◆ **Stated problem**:
Write out the data again in full, exactly as it reads.

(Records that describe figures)
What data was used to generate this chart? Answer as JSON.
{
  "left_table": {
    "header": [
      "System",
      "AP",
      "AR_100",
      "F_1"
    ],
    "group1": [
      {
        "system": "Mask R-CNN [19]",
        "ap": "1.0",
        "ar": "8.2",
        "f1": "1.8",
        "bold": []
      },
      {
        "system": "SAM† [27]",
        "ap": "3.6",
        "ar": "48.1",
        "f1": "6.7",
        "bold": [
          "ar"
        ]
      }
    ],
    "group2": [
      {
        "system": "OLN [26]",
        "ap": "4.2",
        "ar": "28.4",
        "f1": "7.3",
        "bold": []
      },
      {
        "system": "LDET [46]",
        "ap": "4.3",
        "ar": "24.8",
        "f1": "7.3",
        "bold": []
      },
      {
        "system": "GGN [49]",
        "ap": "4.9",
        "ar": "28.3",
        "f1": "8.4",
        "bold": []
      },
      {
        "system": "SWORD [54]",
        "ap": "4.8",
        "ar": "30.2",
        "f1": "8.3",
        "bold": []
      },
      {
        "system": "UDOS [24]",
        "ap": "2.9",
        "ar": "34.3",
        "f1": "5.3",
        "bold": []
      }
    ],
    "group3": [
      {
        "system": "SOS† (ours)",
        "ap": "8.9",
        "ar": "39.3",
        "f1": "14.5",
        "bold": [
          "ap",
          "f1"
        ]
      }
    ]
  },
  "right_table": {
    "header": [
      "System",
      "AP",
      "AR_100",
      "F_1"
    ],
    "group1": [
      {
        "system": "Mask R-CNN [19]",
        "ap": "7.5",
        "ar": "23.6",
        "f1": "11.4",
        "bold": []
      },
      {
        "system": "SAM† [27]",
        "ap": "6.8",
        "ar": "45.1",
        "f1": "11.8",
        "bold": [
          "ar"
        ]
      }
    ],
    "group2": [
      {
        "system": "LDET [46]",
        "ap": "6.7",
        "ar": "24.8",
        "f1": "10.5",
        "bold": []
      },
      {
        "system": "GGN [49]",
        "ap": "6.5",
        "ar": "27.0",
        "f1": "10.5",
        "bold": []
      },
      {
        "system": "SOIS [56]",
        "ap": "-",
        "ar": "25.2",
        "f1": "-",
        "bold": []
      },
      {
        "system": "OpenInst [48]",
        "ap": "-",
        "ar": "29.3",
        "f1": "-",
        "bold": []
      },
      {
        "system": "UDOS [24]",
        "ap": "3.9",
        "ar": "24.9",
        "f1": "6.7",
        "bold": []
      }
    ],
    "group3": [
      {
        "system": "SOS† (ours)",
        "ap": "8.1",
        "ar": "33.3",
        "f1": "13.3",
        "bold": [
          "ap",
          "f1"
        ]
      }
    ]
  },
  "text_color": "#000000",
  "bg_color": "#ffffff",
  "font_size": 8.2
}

◆ **Full solution**:
What data was used to generate this chart? Answer as JSON.
{
  "left_table": {
    "header": [
      "System",
      "AP",
      "AR_100",
      "F_1"
    ],
    "group1": [
      {
        "system": "Mask R-CNN [19]",
        "ap": "1.0",
        "ar": "8.2",
        "f1": "1.8",
        "bold": []
      },
      {
        "system": "SAM† [27]",
        "ap": "3.6",
        "ar": "48.1",
        "f1": "6.7",
        "bold": [
          "ar"
        ]
      }
    ],
    "group2": [
      {
        "system": "OLN [26]",
        "ap": "4.2",
        "ar": "28.4",
        "f1": "7.3",
        "bold": []
      },
      {
        "system": "LDET [46]",
        "ap": "4.3",
        "ar": "24.8",
        "f1": "7.3",
        "bold": []
      },
      {
        "system": "GGN [49]",
        "ap": "4.9",
        "ar": "28.3",
        "f1": "8.4",
        "bold": []
      },
      {
        "system": "SWORD [54]",
        "ap": "4.8",
        "ar": "30.2",
        "f1": "8.3",
        "bold": []
      },
      {
        "system": "UDOS [24]",
        "ap": "2.9",
        "ar": "34.3",
        "f1": "5.3",
        "bold": []
      }
    ],
    "group3": [
      {
        "system": "SOS† (ours)",
        "ap": "8.9",
        "ar": "39.3",
        "f1": "14.5",
        "bold": [
          "ap",
          "f1"
        ]
      }
    ]
  },
  "right_table": {
    "header": [
      "System",
      "AP",
      "AR_100",
      "F_1"
    ],
    "group1": [
      {
        "system": "Mask R-CNN [19]",
        "ap": "7.5",
        "ar": "23.6",
        "f1": "11.4",
        "bold": []
      },
      {
        "system": "SAM† [27]",
        "ap": "6.8",
        "ar": "45.1",
        "f1": "11.8",
        "bold": [
          "ar"
        ]
      }
    ],
    "group2": [
      {
        "system": "LDET [46]",
        "ap": "6.7",
        "ar": "24.8",
        "f1": "10.5",
        "bold": []
      },
      {
        "system": "GGN [49]",
        "ap": "6.5",
        "ar": "27.0",
        "f1": "10.5",
        "bold": []
      },
      {
        "system": "SOIS [56]",
        "ap": "-",
        "ar": "25.2",
        "f1": "-",
        "bold": []
      },
      {
        "system": "OpenInst [48]",
        "ap": "-",
        "ar": "29.3",
        "f1": "-",
        "bold": []
      },
      {
        "system": "UDOS [24]",
        "ap": "3.9",
        "ar": "24.9",
        "f1": "6.7",
        "bold": []
      }
    ],
    "group3": [
      {
        "system": "SOS† (ours)",
        "ap": "8.1",
        "ar": "33.3",
        "f1": "13.3",
        "bold": [
          "ap",
          "f1"
        ]
      }
    ]
  },
  "text_color": "#000000",
  "bg_color": "#ffffff",
  "font_size": 8.2
}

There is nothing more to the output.